◆ RECORDS FOR THE EXERCISE ◆
——
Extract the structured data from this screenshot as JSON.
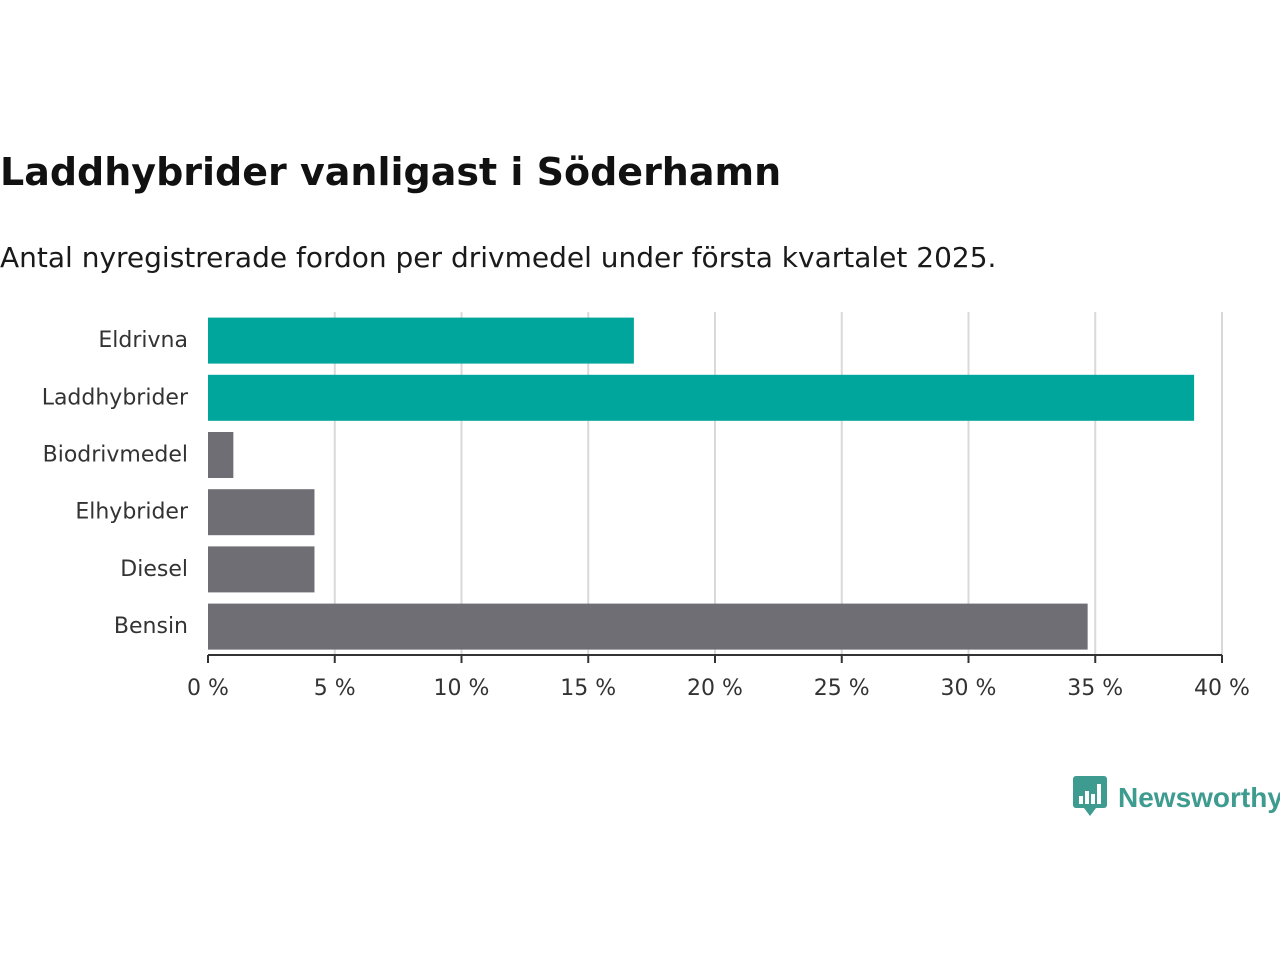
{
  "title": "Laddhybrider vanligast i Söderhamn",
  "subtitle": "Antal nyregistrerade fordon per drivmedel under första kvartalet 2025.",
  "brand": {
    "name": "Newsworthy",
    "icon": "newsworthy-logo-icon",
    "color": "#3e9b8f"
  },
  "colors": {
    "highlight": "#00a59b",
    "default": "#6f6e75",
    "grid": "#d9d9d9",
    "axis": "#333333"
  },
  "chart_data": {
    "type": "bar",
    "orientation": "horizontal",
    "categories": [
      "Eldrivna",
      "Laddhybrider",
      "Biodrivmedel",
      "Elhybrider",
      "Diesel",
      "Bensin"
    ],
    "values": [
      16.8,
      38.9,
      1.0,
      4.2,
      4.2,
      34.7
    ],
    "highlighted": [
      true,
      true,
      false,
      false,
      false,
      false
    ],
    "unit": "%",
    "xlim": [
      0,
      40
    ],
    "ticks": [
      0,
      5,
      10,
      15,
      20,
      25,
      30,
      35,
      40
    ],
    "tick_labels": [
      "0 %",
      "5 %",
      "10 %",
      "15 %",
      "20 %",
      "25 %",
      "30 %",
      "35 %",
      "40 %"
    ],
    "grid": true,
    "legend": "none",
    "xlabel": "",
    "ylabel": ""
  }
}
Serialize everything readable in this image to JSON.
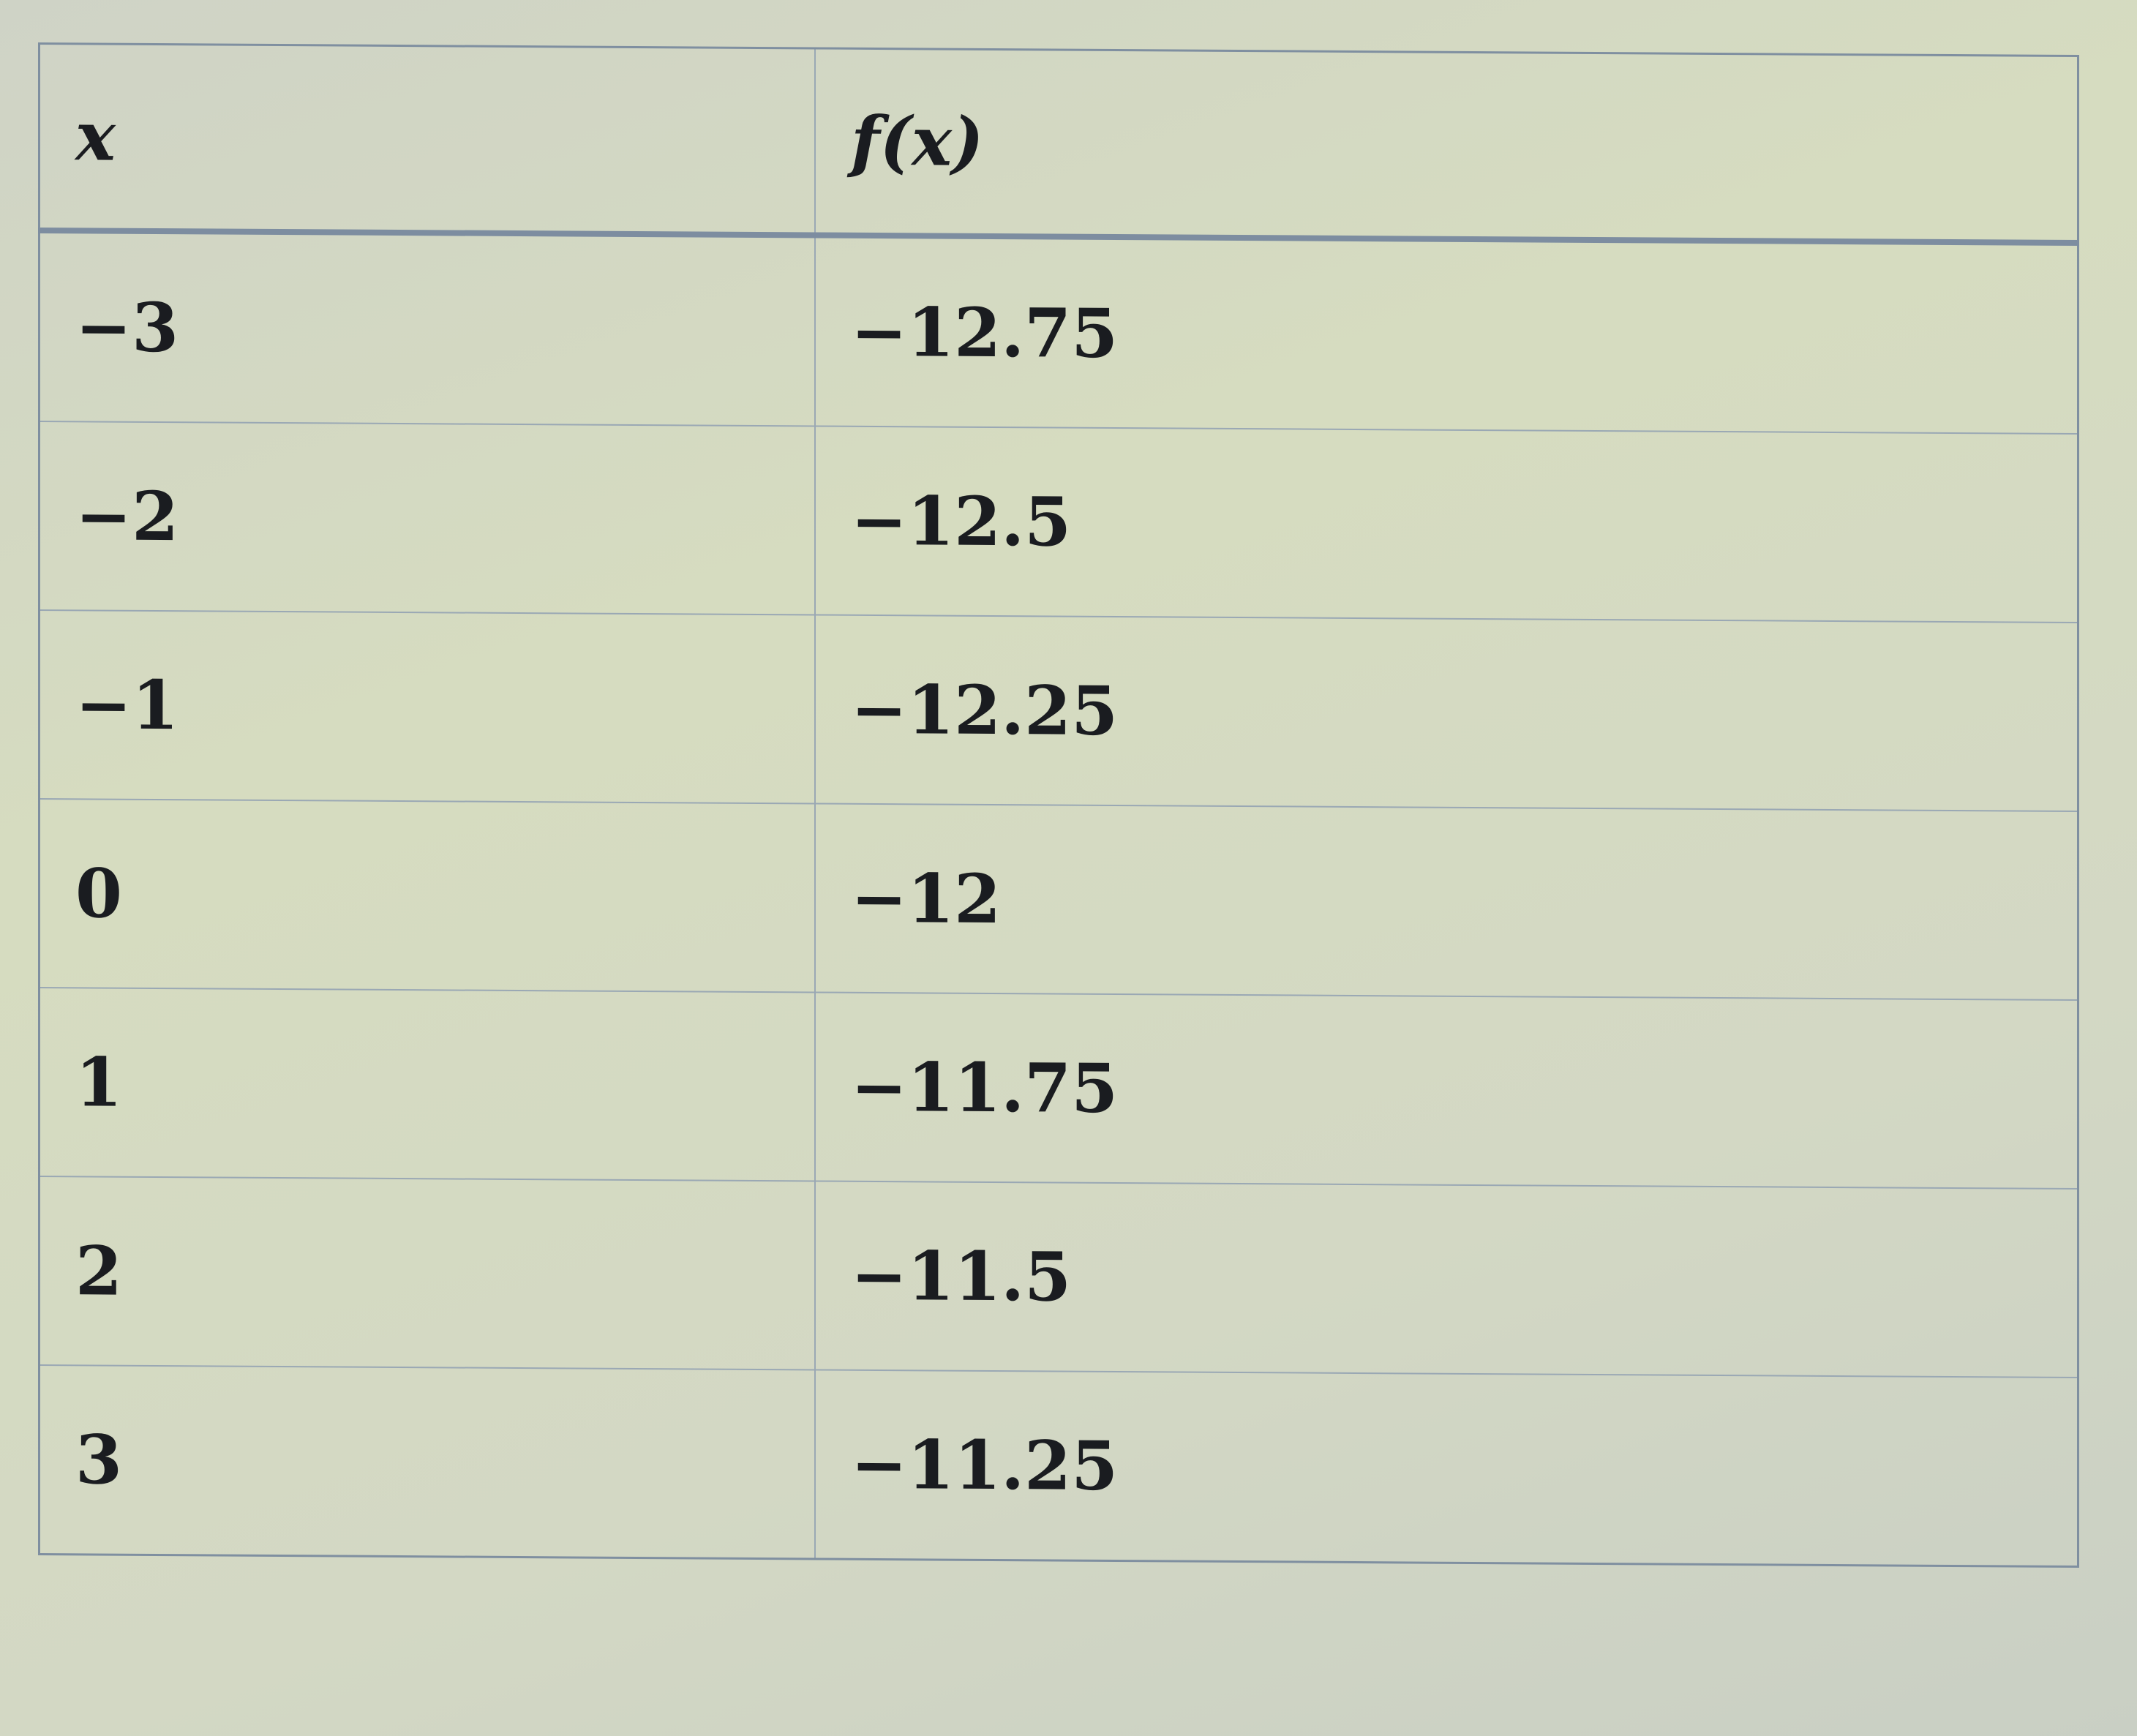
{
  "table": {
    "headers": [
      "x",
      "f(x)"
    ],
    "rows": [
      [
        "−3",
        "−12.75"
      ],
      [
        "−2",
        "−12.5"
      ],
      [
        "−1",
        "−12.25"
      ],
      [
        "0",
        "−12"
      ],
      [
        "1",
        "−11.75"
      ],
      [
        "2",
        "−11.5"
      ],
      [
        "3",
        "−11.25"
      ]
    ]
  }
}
——
◆ WRITTEN REQUEST ◆
Transcribe the whole listing exactly. Pictures are excluded.

◆ WRITTEN SOLUTION ◆
Extract the structured data from this screenshot as JSON.
{
  "title": "Laddhybrider vanligast i Söderhamn",
  "subtitle": "Antal nyregistrerade fordon per drivmedel under första kvartalet 2025.",
  "brand": {
    "name": "Newsworthy",
    "icon": "newsworthy-logo-icon",
    "color": "#3e9b8f"
  },
  "colors": {
    "highlight": "#00a59b",
    "default": "#6f6e75",
    "grid": "#d9d9d9",
    "axis": "#333333"
  },
  "chart_data": {
    "type": "bar",
    "orientation": "horizontal",
    "categories": [
      "Eldrivna",
      "Laddhybrider",
      "Biodrivmedel",
      "Elhybrider",
      "Diesel",
      "Bensin"
    ],
    "values": [
      16.8,
      38.9,
      1.0,
      4.2,
      4.2,
      34.7
    ],
    "highlighted": [
      true,
      true,
      false,
      false,
      false,
      false
    ],
    "unit": "%",
    "xlim": [
      0,
      40
    ],
    "ticks": [
      0,
      5,
      10,
      15,
      20,
      25,
      30,
      35,
      40
    ],
    "tick_labels": [
      "0 %",
      "5 %",
      "10 %",
      "15 %",
      "20 %",
      "25 %",
      "30 %",
      "35 %",
      "40 %"
    ],
    "grid": true,
    "legend": "none",
    "xlabel": "",
    "ylabel": ""
  }
}
Serialize everything readable in this image to JSON.
{
  "table": {
    "headers": [
      "x",
      "f(x)"
    ],
    "rows": [
      [
        "−3",
        "−12.75"
      ],
      [
        "−2",
        "−12.5"
      ],
      [
        "−1",
        "−12.25"
      ],
      [
        "0",
        "−12"
      ],
      [
        "1",
        "−11.75"
      ],
      [
        "2",
        "−11.5"
      ],
      [
        "3",
        "−11.25"
      ]
    ]
  }
}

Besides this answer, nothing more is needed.